## WHAT YOU ARE ASKED TO DO
Copy the lines holding the word "Salad", all of them.

## DATA SUPPLIED
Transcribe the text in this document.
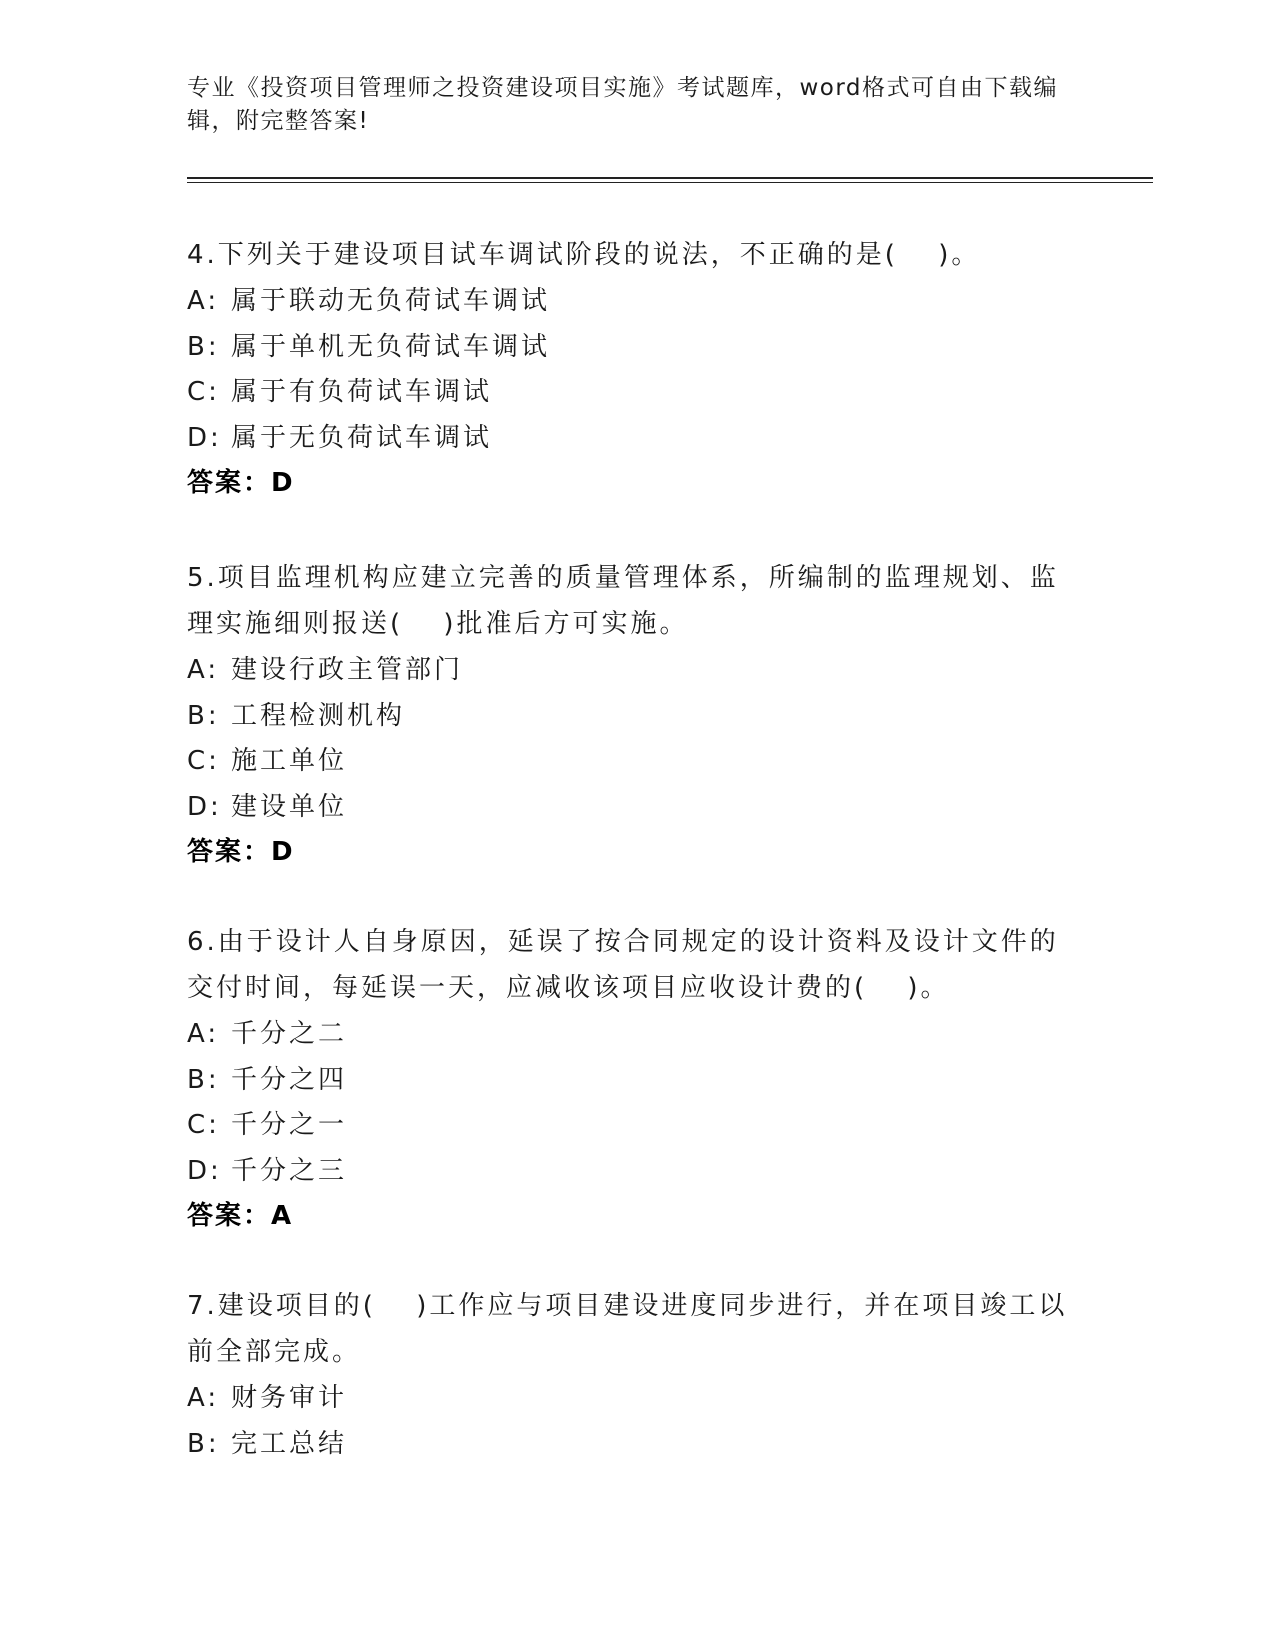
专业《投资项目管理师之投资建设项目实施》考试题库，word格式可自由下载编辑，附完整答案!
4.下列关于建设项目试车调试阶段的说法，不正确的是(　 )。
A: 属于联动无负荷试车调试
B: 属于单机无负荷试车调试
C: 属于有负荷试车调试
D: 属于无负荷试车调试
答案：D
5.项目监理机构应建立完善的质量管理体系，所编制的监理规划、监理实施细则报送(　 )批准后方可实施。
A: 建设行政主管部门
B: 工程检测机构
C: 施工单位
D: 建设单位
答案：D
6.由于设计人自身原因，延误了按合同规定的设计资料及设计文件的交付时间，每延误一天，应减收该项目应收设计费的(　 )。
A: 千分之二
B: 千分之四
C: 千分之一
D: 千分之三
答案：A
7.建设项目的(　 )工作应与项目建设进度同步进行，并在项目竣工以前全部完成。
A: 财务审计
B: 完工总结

==

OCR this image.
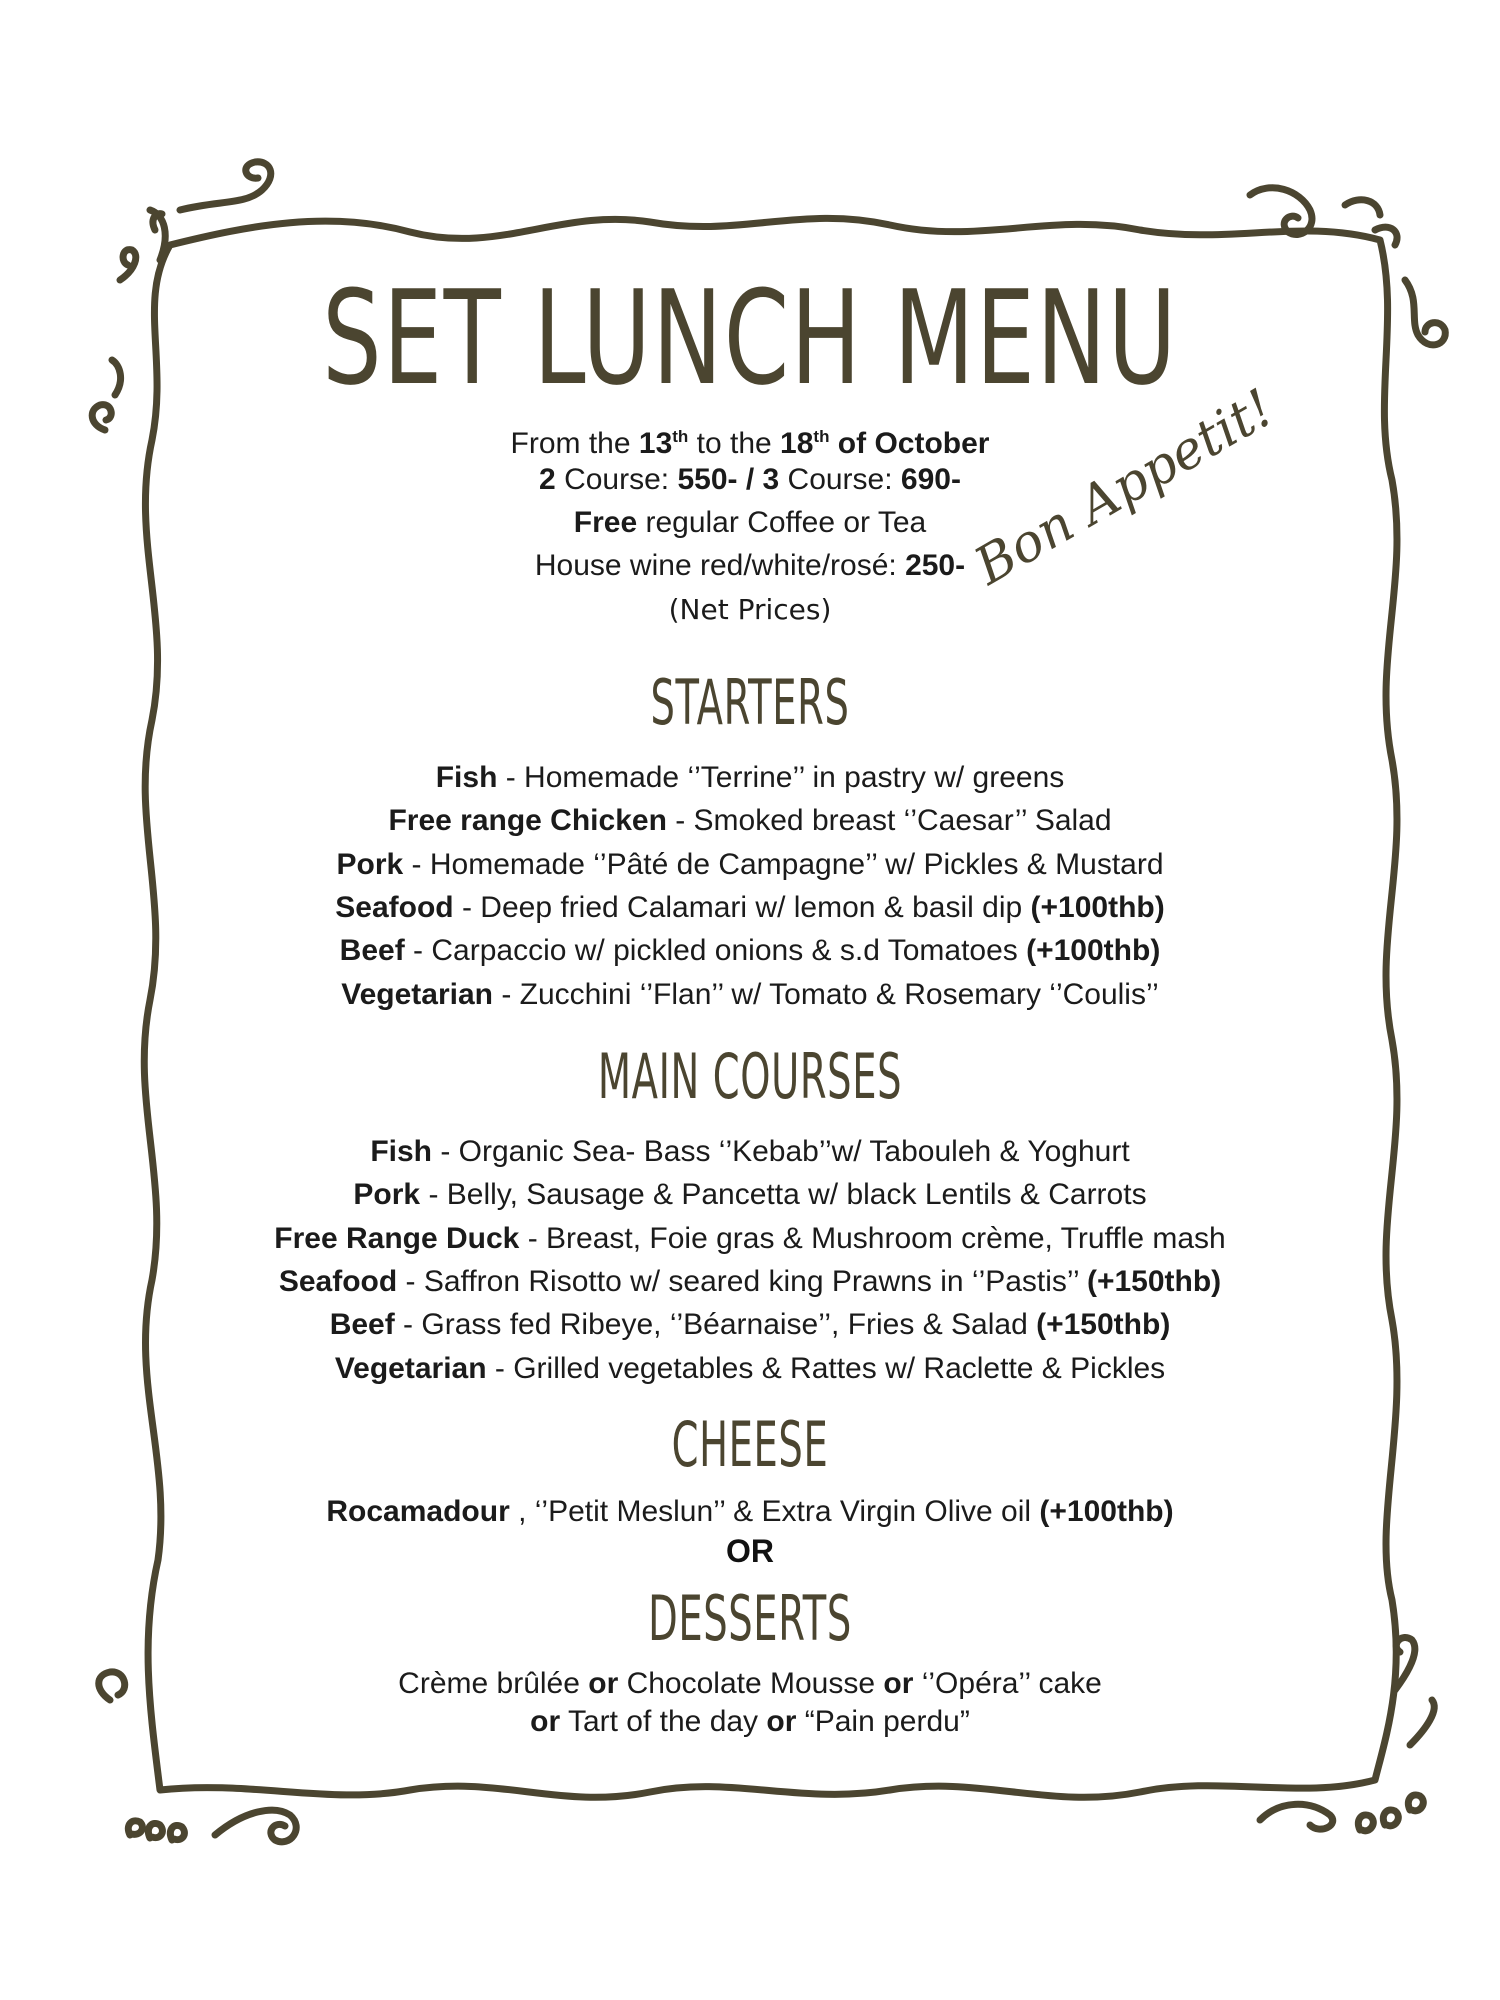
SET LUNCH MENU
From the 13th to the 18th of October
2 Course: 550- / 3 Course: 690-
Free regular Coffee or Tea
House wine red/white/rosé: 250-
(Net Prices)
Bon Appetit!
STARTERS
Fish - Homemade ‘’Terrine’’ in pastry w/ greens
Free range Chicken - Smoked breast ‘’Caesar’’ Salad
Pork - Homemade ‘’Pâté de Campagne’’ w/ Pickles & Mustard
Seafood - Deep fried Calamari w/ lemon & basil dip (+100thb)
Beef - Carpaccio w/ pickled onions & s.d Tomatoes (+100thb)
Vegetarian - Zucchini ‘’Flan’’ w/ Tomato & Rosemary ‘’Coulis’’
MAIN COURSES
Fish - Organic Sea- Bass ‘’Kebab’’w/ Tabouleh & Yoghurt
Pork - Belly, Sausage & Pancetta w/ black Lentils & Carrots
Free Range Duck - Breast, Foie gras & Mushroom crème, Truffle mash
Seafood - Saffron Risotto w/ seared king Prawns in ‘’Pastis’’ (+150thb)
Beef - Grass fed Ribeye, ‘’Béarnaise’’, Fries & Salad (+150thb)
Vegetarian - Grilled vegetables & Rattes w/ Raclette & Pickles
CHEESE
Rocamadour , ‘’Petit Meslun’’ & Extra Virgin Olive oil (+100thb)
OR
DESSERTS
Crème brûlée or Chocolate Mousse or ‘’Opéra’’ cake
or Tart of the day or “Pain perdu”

## WRITTEN RESPONSE
Free range Chicken - Smoked breast ‘’Caesar’’ Salad
Beef - Grass fed Ribeye, ‘’Béarnaise’’, Fries & Salad (+150thb)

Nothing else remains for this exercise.